### WRITTEN INSTRUCTION
From the entries that follow, pick out all lines holding "jeunesse".

### RECORD SET
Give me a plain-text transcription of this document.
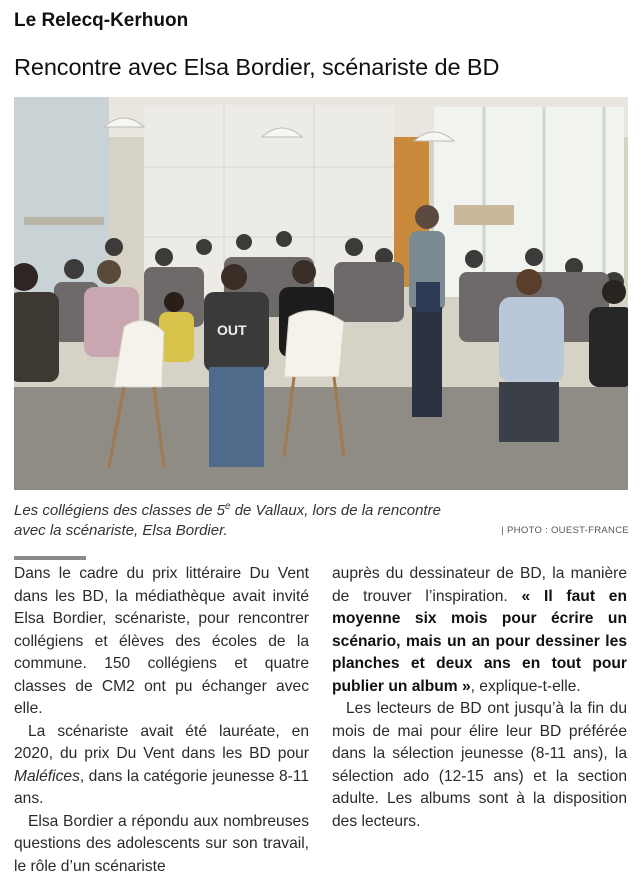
Le Relecq-Kerhuon
Rencontre avec Elsa Bordier, scénariste de BD
OUT
Les collégiens des classes de 5e de Vallaux, lors de la rencontre
avec la scénariste, Elsa Bordier.	| PHOTO : OUEST-FRANCE

Dans le cadre du prix littéraire Du Vent dans les BD, la médiathèque avait invité Elsa Bordier, scénariste, pour rencontrer collégiens et élèves des écoles de la commune. 150 collégiens et quatre classes de CM2 ont pu échanger avec elle.

La scénariste avait été lauréate, en 2020, du prix Du Vent dans les BD pour Maléfices, dans la catégorie jeunesse 8-11 ans.

Elsa Bordier a répondu aux nombreuses questions des adolescents sur son travail, le rôle d’un scénariste

auprès du dessinateur de BD, la manière de trouver l’inspiration. « Il faut en moyenne six mois pour écrire un scénario, mais un an pour dessiner les planches et deux ans en tout pour publier un album », explique-t-elle.

Les lecteurs de BD ont jusqu’à la fin du mois de mai pour élire leur BD préférée dans la sélection jeunesse (8-11 ans), la sélection ado (12-15 ans) et la section adulte. Les albums sont à la disposition des lecteurs.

### COMPLETED TASK
La scénariste avait été lauréate, en 2020, du prix Du Vent dans les BD pour Maléfices, dans la catégorie jeunesse 8-11 ans.
Les lecteurs de BD ont jusqu’à la fin du mois de mai pour élire leur BD préférée dans la sélection jeunesse (8-11 ans), la sélection ado (12-15 ans) et la section adulte. Les albums sont à la disposition des lecteurs.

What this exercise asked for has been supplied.